▶ Your objective
Report how many lines of the entries below contain the word "электролита", and nothing more.

#####

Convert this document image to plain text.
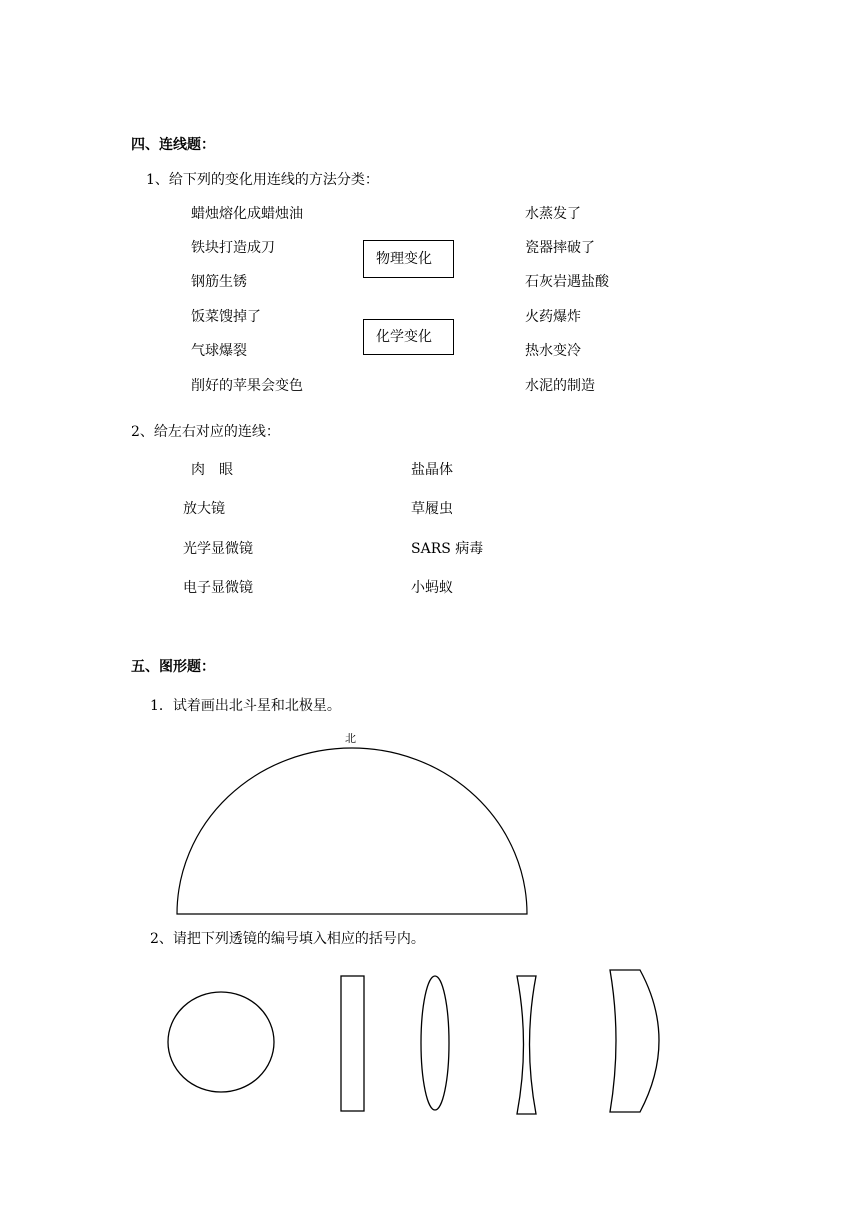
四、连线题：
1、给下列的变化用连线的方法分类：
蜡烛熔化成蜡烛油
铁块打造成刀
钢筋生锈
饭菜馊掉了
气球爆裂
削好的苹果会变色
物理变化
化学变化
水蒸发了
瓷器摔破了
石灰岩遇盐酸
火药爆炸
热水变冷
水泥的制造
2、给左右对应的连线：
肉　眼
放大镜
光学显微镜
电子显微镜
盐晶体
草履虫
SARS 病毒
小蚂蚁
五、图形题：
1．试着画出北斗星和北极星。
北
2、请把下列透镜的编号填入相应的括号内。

#####

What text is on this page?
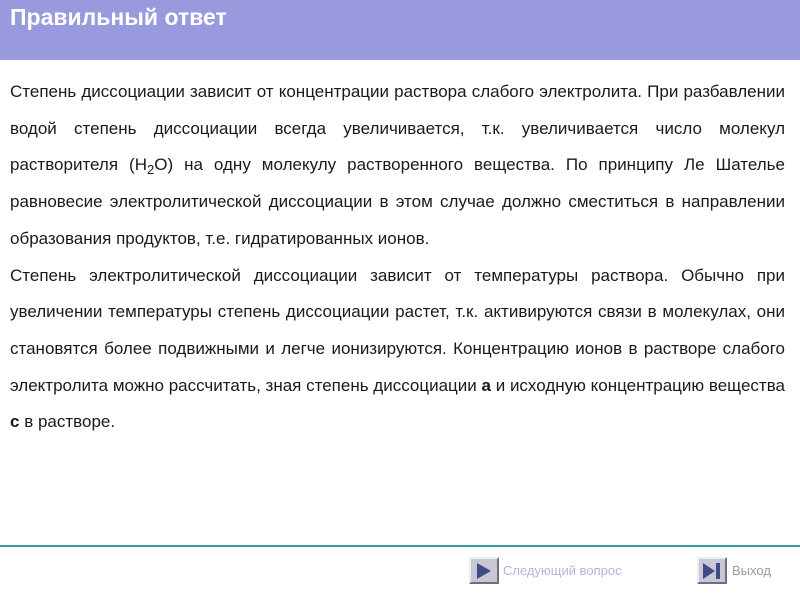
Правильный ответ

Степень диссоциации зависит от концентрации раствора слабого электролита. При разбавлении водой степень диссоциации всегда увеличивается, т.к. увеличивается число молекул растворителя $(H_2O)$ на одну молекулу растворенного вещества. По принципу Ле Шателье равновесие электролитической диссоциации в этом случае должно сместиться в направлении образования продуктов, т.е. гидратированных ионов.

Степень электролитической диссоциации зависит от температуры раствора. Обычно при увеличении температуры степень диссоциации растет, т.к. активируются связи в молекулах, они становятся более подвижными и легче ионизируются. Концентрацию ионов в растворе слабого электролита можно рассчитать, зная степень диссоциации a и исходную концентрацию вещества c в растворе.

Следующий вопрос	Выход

#####

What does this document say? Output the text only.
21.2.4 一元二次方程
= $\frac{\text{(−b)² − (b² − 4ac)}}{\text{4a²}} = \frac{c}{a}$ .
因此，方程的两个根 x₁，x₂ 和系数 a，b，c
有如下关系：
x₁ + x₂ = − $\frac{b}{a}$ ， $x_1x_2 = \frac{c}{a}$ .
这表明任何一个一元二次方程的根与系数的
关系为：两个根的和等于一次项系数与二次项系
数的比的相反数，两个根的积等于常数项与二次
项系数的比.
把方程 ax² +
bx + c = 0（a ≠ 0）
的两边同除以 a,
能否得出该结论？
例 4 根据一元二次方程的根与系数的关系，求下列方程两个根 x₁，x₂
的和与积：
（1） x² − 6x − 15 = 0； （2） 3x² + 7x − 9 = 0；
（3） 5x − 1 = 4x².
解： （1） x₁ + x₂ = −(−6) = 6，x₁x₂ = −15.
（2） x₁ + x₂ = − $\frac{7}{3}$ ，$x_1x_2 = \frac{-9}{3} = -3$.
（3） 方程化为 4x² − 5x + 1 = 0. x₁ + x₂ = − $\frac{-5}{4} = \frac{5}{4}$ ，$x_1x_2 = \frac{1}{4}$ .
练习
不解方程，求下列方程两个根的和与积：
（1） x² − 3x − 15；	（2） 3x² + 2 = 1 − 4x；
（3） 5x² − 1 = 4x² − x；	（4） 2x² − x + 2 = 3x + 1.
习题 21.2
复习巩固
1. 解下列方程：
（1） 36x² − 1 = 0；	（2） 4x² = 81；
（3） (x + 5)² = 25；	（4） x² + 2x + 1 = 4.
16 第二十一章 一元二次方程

#####

▶ Exercise response
2